#### EXERCISE INPUT
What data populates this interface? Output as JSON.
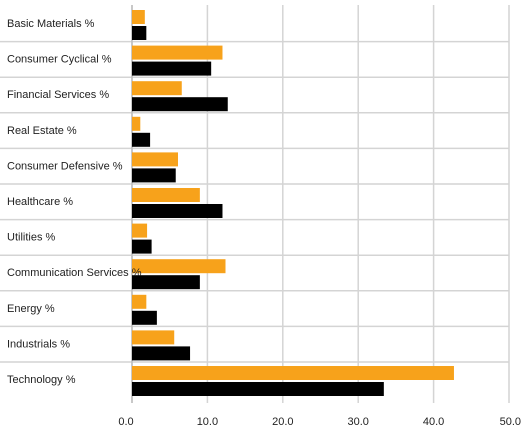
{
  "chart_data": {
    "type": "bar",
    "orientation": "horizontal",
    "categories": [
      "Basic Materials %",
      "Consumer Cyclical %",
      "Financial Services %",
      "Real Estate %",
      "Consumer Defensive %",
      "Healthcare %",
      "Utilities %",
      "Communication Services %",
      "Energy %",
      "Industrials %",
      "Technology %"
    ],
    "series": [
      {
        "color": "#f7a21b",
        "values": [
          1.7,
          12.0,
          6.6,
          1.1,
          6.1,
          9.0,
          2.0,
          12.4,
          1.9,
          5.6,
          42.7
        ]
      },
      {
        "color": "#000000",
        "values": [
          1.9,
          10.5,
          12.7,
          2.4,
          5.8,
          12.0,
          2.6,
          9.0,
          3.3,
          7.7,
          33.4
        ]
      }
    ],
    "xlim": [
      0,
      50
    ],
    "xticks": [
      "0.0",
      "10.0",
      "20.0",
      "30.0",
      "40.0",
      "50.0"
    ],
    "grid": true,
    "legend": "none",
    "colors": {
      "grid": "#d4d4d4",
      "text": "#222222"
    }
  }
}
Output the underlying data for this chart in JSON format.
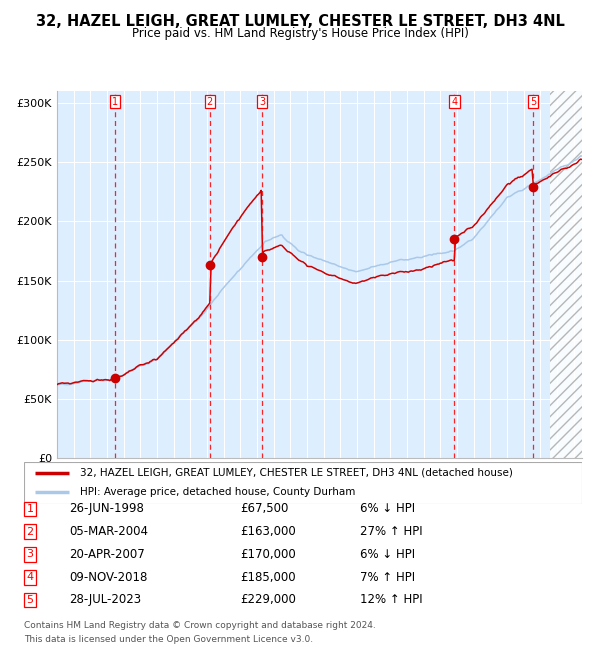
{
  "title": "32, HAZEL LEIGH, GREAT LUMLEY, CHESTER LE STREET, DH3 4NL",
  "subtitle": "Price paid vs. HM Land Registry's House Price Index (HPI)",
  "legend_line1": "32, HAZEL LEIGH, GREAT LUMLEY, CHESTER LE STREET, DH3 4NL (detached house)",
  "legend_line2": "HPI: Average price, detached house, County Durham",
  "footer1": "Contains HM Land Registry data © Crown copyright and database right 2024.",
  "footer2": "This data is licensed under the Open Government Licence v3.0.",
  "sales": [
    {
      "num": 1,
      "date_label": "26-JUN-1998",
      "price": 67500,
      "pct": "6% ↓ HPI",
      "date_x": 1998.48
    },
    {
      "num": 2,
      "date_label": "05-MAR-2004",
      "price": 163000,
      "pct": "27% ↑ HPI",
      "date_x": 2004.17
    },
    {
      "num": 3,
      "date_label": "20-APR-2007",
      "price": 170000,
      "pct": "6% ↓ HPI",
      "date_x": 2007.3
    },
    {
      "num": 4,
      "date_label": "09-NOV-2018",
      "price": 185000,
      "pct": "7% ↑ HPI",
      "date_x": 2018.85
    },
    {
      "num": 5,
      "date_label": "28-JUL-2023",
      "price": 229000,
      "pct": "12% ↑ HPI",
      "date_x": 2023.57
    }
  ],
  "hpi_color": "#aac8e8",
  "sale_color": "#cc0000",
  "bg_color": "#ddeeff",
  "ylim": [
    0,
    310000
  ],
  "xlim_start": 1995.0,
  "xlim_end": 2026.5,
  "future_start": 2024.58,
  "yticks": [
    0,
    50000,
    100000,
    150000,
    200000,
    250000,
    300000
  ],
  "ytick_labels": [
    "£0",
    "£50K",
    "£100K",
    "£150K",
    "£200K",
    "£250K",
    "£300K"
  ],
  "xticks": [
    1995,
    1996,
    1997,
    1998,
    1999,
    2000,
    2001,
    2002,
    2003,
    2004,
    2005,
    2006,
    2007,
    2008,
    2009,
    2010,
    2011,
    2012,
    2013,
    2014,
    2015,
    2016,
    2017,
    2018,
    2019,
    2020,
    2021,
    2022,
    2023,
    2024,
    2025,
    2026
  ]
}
########
WRITTEN EXERCISE:
Write out the records above exactly as they stand, leaving out every picture.

OUTPUT FOR THIS TASK:
What data populates this interface? Output as JSON.
{
  "chart_data": {
    "type": "bar",
    "orientation": "horizontal",
    "categories": [
      "Basic Materials %",
      "Consumer Cyclical %",
      "Financial Services %",
      "Real Estate %",
      "Consumer Defensive %",
      "Healthcare %",
      "Utilities %",
      "Communication Services %",
      "Energy %",
      "Industrials %",
      "Technology %"
    ],
    "series": [
      {
        "color": "#f7a21b",
        "values": [
          1.7,
          12.0,
          6.6,
          1.1,
          6.1,
          9.0,
          2.0,
          12.4,
          1.9,
          5.6,
          42.7
        ]
      },
      {
        "color": "#000000",
        "values": [
          1.9,
          10.5,
          12.7,
          2.4,
          5.8,
          12.0,
          2.6,
          9.0,
          3.3,
          7.7,
          33.4
        ]
      }
    ],
    "xlim": [
      0,
      50
    ],
    "xticks": [
      "0.0",
      "10.0",
      "20.0",
      "30.0",
      "40.0",
      "50.0"
    ],
    "grid": true,
    "legend": "none",
    "colors": {
      "grid": "#d4d4d4",
      "text": "#222222"
    }
  }
}
Output the underlying data for this chart in JSON format.
{
  "title": "32, HAZEL LEIGH, GREAT LUMLEY, CHESTER LE STREET, DH3 4NL",
  "subtitle": "Price paid vs. HM Land Registry's House Price Index (HPI)",
  "legend_line1": "32, HAZEL LEIGH, GREAT LUMLEY, CHESTER LE STREET, DH3 4NL (detached house)",
  "legend_line2": "HPI: Average price, detached house, County Durham",
  "footer1": "Contains HM Land Registry data © Crown copyright and database right 2024.",
  "footer2": "This data is licensed under the Open Government Licence v3.0.",
  "sales": [
    {
      "num": 1,
      "date_label": "26-JUN-1998",
      "price": 67500,
      "pct": "6% ↓ HPI",
      "date_x": 1998.48
    },
    {
      "num": 2,
      "date_label": "05-MAR-2004",
      "price": 163000,
      "pct": "27% ↑ HPI",
      "date_x": 2004.17
    },
    {
      "num": 3,
      "date_label": "20-APR-2007",
      "price": 170000,
      "pct": "6% ↓ HPI",
      "date_x": 2007.3
    },
    {
      "num": 4,
      "date_label": "09-NOV-2018",
      "price": 185000,
      "pct": "7% ↑ HPI",
      "date_x": 2018.85
    },
    {
      "num": 5,
      "date_label": "28-JUL-2023",
      "price": 229000,
      "pct": "12% ↑ HPI",
      "date_x": 2023.57
    }
  ],
  "hpi_color": "#aac8e8",
  "sale_color": "#cc0000",
  "bg_color": "#ddeeff",
  "ylim": [
    0,
    310000
  ],
  "xlim_start": 1995.0,
  "xlim_end": 2026.5,
  "future_start": 2024.58,
  "yticks": [
    0,
    50000,
    100000,
    150000,
    200000,
    250000,
    300000
  ],
  "ytick_labels": [
    "£0",
    "£50K",
    "£100K",
    "£150K",
    "£200K",
    "£250K",
    "£300K"
  ],
  "xticks": [
    1995,
    1996,
    1997,
    1998,
    1999,
    2000,
    2001,
    2002,
    2003,
    2004,
    2005,
    2006,
    2007,
    2008,
    2009,
    2010,
    2011,
    2012,
    2013,
    2014,
    2015,
    2016,
    2017,
    2018,
    2019,
    2020,
    2021,
    2022,
    2023,
    2024,
    2025,
    2026
  ]
}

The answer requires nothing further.